* **EXERCISE 1**
In the essay about the calcium supplement commercial, how often does the ad appear on TV?
* **EXERCISE 2**
List every person named in the essay about the calcium supplement commercial.

* **EXERCISE PASSAGE**
————————

Now, I hate osteoporosis. It troubled my grandmother, and my milk-hating mother is forever on her toes watching her calcium intake. And from what I see in the pharmaceutical world, she's not alone. The shelves around me were covered with them. Paul Harvey hawks a supplement. Antacids brag that they contain calcium. (I have considerable concerns with the diet of anyone who eats so many Tums that she improves her calcium intake. Maybe she thinks milk is red and comes in a bottle marked TABASCO.)
Aside from all these "munch your own" dietary aids, there are plenty of prescription calcium supplements to be had. It is an ad for one of those that came to me as I stood in line.
You've seen it, I'm sure. It's on TV about every eight minutes. It features a prominent film and television actress talking about the calcium supplement she takes, whose main benefit is that you only have to take it once a month. That's the advantage. That is what the PharmaMediDrugTherapeuTastic Company gave Madison Avenue to work with. You take it once a month.
And at first, that sounds good to me. I don't take a calcium supplement, so I have no idea what the usual dosage is. So at first, I said to myself, "Good for them. This will help people stay on schedule with their medication. Good for them." I'm thinking about elderly folks I know, with those cursed little daily medicine dispensers, crammed like a tiny cereal bowl with a multicolored allocation for S, M, T, W, T, F, and S. "One less pill to count out!" I said to myself. "Maybe more! Maybe these things are two a day, or even three! What a great product! Tell me more!"
They do. The actress proceeds to point out, "My girlfriend was telling me that she has to set aside time every week to take her calcium supplement."
Once a week? That's it? Is that a big disruption in her schedule? She has to "set aside time" once a week for that? I'd like to meet the person for whom dropping a tiny pill in her mouth every Saturday morning represents a serious disruption to her schedule. I'd like to eavesdrop on her phone conversations:
"Hello?"
"Margaret! It's Ella! How are things?"
"Good, dear. How are you?"
"Super! Listen, some of our old gang is heading to the mall this morning. Are you in?"
"Gosh, I'd love to, but I can't today. I have to take my calcium supplement."
"Do you have to go to the doctor for that?"
"No, I just have to take my pill."
"You don't have time to go to the mall because you're taking a pill?"
"No."
"My gosh, Margaret, just take the pill and come on!"
"It's not that simple. First, I have to go to the kitchen. Then, I have to get the bottle out of the cabinet. You have to keep it out of reach of children, you know. And that cabinet is tall, so I'll have to get that stepstool my nephew gave me. And sometimes the cough medicine or Wayne's ED medicine will be in front of my medicine, and sometimes when I see that ED medicine I can only think of one thing, and before you know it, it's 2 o'clock and Wayne's back is hurt"
I bet Margaret doesn't have a lot of friends. But I bet Wayne hopes she never sees that commercial and cuts him down to once a month.

————————

Items listed in a dataset:
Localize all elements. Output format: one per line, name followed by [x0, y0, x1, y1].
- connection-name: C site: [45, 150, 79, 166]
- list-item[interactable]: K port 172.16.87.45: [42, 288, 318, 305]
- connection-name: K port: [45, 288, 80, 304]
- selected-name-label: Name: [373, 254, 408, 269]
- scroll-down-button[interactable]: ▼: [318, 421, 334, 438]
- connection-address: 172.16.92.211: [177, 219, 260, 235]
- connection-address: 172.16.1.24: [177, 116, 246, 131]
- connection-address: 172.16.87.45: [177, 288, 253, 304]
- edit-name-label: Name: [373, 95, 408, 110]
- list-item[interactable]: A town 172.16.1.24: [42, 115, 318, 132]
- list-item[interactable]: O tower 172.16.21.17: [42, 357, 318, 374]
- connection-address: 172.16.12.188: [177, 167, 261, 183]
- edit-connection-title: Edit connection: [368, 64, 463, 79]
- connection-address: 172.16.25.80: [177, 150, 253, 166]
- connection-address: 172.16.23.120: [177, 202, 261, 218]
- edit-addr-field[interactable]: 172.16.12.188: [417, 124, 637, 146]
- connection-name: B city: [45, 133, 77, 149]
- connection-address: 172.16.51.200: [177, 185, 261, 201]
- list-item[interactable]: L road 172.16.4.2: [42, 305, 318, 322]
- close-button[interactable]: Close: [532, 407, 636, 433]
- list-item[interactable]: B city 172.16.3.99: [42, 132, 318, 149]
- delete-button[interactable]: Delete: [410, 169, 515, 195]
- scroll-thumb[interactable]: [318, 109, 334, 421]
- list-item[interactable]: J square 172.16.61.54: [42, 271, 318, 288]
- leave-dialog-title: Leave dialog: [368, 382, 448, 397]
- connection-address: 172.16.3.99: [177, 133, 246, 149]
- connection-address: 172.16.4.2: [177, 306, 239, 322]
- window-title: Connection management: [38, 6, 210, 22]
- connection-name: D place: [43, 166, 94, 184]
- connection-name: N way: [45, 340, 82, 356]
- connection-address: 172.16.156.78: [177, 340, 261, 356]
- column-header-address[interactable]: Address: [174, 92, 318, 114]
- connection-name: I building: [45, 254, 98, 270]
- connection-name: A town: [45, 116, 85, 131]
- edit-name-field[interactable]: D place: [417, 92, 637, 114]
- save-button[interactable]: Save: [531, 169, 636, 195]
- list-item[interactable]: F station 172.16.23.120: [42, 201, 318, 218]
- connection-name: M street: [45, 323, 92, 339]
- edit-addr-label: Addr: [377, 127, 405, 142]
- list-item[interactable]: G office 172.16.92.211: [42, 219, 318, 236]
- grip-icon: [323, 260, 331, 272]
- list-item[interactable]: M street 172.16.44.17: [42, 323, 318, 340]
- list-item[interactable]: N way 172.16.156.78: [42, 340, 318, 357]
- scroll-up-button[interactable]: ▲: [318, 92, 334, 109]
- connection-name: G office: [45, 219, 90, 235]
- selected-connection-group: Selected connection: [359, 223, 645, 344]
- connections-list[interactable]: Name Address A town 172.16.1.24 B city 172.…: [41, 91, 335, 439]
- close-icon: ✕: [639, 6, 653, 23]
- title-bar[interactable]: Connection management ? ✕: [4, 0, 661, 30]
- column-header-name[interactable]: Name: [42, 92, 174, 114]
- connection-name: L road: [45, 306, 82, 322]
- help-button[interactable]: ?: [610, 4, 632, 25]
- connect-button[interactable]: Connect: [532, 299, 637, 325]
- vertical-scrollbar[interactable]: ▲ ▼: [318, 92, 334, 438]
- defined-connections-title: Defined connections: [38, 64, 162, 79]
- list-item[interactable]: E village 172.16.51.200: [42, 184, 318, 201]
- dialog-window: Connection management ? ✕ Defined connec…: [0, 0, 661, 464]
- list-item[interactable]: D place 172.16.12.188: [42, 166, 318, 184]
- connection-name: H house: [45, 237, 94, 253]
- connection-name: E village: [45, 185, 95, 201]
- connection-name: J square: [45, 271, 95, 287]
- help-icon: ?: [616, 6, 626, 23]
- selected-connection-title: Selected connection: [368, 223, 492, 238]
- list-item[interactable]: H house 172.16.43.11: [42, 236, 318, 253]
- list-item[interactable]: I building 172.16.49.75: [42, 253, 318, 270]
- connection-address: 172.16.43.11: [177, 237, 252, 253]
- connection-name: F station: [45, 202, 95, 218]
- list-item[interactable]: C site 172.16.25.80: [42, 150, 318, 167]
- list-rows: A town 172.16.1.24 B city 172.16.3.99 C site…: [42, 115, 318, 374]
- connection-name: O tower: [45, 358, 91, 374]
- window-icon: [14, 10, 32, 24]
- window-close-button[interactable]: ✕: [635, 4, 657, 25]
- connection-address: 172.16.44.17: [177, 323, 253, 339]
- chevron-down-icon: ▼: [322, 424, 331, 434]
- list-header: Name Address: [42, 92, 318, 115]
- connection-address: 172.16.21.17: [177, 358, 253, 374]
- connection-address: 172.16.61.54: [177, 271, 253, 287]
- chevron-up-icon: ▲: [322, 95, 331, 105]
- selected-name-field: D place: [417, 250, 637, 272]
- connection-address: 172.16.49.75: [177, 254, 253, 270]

————————

* **ANSWER BOX 1**
About every eight minutes.

* **ANSWER BOX 2**
Paul Harvey, Margaret, Ella, Wayne